• **WHAT THE TASK REQUIRES**
Filter for the word "化学原料药" and keep each matching line.

• **MATERIAL PROVIDED**

------------------------------------------------

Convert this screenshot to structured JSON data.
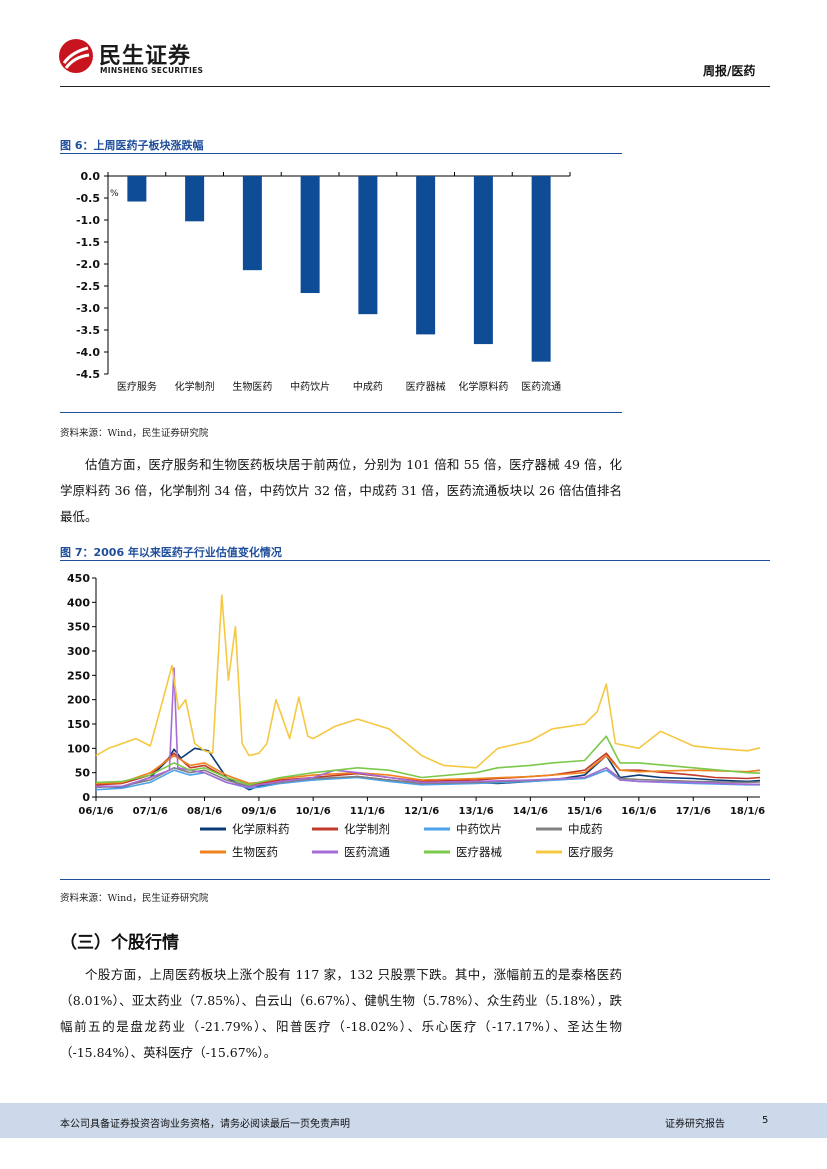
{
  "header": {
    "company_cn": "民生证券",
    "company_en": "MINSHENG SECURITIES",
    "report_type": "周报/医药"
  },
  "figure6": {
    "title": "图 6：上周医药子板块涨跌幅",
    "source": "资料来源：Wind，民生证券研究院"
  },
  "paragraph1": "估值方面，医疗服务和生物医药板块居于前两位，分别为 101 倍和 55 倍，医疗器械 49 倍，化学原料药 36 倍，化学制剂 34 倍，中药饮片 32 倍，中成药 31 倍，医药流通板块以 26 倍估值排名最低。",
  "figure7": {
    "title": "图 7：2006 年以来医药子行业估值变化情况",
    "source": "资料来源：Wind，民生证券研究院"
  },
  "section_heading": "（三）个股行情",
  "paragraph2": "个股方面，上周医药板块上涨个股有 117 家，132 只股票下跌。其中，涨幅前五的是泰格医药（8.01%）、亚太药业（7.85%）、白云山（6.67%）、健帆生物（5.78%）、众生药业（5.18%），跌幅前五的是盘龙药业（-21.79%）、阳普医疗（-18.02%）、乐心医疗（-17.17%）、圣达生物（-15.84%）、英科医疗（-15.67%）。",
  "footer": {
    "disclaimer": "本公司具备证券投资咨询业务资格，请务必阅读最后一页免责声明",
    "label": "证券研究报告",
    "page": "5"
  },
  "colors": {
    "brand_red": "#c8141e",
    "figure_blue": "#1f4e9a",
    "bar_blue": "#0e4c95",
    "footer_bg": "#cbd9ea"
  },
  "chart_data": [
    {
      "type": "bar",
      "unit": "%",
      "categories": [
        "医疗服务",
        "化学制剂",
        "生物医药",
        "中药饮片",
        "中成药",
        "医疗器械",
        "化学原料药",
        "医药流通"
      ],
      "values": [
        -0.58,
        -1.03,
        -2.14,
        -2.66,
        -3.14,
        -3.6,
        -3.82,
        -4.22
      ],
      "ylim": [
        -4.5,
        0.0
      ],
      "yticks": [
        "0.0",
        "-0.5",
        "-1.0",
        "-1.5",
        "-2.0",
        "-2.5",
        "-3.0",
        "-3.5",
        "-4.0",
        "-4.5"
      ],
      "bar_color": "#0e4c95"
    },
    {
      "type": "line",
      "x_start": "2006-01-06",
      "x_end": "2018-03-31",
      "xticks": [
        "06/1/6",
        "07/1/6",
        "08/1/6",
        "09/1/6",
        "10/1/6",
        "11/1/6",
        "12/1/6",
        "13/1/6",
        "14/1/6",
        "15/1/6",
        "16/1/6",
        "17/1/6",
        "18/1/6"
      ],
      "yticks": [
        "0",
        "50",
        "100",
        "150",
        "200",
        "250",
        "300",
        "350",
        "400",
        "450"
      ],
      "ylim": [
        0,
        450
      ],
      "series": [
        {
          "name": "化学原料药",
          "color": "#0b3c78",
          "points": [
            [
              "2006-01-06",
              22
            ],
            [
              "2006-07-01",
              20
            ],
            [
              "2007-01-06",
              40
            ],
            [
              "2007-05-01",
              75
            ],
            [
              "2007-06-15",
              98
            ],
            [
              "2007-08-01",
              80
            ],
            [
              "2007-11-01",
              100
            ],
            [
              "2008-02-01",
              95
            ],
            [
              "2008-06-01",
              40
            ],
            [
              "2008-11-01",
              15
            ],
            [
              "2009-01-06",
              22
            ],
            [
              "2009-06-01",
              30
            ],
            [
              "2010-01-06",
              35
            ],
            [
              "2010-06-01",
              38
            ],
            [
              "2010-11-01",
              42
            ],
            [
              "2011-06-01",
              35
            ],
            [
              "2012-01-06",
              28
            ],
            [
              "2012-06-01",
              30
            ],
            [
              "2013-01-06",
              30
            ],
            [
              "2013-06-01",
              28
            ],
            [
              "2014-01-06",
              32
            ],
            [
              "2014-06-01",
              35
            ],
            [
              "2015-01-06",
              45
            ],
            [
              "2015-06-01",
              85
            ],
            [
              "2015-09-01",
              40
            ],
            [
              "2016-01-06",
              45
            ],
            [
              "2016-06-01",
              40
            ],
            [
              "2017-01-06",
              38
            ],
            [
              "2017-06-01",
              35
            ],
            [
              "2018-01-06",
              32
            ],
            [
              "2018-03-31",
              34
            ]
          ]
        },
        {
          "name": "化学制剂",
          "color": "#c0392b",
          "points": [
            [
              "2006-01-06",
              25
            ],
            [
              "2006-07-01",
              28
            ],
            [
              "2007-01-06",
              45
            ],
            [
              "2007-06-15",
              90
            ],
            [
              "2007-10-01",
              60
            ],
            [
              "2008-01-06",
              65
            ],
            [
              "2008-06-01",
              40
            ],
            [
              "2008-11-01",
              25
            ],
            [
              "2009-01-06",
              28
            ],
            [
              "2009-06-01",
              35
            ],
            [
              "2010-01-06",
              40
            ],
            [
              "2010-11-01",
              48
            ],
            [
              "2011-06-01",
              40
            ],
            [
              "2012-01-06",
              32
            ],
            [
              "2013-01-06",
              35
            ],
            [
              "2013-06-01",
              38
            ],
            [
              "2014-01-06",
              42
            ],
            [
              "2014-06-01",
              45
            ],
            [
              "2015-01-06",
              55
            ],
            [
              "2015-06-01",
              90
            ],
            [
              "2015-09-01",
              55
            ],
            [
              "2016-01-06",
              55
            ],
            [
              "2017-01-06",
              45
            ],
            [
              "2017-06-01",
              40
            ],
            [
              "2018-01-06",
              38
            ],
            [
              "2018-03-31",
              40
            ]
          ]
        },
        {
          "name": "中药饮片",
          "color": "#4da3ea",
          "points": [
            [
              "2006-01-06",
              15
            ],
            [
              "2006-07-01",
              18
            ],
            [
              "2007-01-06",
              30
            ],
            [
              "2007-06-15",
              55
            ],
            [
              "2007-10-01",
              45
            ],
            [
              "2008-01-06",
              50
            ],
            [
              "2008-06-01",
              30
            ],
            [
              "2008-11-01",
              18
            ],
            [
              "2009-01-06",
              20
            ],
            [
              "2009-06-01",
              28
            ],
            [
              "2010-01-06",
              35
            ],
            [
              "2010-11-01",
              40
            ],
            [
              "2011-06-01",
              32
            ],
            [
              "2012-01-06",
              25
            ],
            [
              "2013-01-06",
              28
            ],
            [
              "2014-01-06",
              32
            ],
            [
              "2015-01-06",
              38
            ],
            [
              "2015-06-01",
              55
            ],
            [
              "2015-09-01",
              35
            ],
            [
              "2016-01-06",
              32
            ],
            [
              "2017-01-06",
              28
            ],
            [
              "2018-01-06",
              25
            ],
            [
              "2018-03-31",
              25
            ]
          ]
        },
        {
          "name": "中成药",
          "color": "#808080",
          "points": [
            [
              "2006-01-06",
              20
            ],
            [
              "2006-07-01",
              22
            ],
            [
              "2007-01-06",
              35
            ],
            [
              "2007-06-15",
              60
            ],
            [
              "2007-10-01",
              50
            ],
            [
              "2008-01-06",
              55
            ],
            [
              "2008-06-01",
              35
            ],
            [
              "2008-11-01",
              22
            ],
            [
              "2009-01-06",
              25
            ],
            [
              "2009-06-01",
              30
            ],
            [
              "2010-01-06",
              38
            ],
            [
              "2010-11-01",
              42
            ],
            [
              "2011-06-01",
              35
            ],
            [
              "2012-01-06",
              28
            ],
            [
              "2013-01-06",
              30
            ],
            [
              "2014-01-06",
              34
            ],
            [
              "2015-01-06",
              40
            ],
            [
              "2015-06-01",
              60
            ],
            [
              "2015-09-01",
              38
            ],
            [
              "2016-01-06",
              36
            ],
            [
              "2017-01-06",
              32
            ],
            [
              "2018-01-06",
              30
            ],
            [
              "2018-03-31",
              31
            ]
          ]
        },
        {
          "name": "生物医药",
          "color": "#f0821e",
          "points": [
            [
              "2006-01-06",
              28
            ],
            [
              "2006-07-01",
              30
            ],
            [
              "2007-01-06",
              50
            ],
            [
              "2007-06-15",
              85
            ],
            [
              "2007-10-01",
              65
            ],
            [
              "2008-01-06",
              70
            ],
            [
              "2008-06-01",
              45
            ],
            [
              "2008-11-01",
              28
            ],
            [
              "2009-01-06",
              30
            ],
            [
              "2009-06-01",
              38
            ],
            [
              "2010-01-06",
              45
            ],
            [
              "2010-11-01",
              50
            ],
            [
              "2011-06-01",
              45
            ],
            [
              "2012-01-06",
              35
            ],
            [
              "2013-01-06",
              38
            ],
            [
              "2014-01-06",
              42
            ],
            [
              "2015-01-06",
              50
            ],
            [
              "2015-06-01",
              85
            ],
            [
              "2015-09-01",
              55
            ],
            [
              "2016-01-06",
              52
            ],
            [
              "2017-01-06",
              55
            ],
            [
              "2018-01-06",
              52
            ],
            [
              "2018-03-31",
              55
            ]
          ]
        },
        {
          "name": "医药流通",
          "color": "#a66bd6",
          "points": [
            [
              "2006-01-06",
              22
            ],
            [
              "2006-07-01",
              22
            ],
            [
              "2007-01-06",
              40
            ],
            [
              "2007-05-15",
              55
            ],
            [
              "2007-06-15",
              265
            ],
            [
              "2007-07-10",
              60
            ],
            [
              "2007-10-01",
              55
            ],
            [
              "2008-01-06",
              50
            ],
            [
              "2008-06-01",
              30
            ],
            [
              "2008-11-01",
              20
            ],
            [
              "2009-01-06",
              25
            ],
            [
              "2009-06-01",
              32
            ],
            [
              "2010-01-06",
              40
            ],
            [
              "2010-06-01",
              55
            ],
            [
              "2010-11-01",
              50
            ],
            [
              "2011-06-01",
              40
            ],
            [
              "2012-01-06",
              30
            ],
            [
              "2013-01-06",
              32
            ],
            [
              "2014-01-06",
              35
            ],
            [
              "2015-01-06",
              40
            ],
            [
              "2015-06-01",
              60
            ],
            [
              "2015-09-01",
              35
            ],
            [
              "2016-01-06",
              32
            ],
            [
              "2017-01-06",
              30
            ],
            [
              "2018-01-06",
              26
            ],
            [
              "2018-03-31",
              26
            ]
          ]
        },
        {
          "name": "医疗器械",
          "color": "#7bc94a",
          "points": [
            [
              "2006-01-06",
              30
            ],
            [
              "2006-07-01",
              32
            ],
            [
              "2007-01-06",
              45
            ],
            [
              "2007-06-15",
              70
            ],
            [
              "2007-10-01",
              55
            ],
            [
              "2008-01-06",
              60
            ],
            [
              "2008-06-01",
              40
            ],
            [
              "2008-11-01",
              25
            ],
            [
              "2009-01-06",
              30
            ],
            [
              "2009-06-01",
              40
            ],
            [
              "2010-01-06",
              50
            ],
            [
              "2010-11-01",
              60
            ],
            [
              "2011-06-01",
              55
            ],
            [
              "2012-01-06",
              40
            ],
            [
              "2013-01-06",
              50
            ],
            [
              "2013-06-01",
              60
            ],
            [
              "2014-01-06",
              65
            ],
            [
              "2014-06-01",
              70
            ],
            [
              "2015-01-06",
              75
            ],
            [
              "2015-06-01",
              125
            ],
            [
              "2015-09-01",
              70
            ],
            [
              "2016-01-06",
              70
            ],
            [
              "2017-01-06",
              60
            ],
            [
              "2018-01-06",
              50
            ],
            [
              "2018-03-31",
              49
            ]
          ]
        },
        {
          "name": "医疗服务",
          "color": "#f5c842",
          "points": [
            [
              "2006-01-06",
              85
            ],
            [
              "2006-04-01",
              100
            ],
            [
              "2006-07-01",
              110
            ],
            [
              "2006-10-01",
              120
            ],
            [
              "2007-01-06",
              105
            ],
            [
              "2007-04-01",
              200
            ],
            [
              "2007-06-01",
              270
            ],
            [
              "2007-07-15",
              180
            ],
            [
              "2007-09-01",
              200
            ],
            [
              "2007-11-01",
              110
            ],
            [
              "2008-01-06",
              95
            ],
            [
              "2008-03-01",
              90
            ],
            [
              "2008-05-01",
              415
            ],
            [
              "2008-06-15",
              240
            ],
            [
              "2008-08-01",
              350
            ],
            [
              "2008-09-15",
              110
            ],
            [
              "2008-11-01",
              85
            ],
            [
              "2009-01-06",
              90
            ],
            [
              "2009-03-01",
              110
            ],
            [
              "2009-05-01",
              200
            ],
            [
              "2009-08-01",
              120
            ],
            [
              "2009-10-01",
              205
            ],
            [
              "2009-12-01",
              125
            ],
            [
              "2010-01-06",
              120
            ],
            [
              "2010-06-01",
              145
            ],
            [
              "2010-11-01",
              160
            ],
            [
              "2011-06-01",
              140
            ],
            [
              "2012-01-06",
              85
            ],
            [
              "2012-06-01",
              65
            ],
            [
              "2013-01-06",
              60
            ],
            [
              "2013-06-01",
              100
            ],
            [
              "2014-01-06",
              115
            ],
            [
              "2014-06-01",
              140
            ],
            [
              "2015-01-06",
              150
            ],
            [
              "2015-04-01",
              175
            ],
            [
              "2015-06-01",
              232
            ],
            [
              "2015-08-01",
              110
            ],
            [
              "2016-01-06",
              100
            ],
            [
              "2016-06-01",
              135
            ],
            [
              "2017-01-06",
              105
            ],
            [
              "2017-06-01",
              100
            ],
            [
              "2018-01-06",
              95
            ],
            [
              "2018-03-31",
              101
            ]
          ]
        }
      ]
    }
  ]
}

------------------------------------------------

• **ANSWER TO THIS TASK**
  "paragraph1": "估值方面，医疗服务和生物医药板块居于前两位，分别为 101 倍和 55 倍，医疗器械 49 倍，化学原料药 36 倍，化学制剂 34 倍，中药饮片 32 倍，中成药 31 倍，医药流通板块以 26 倍估值排名最低。",
        "化学原料药",
          "name": "化学原料药",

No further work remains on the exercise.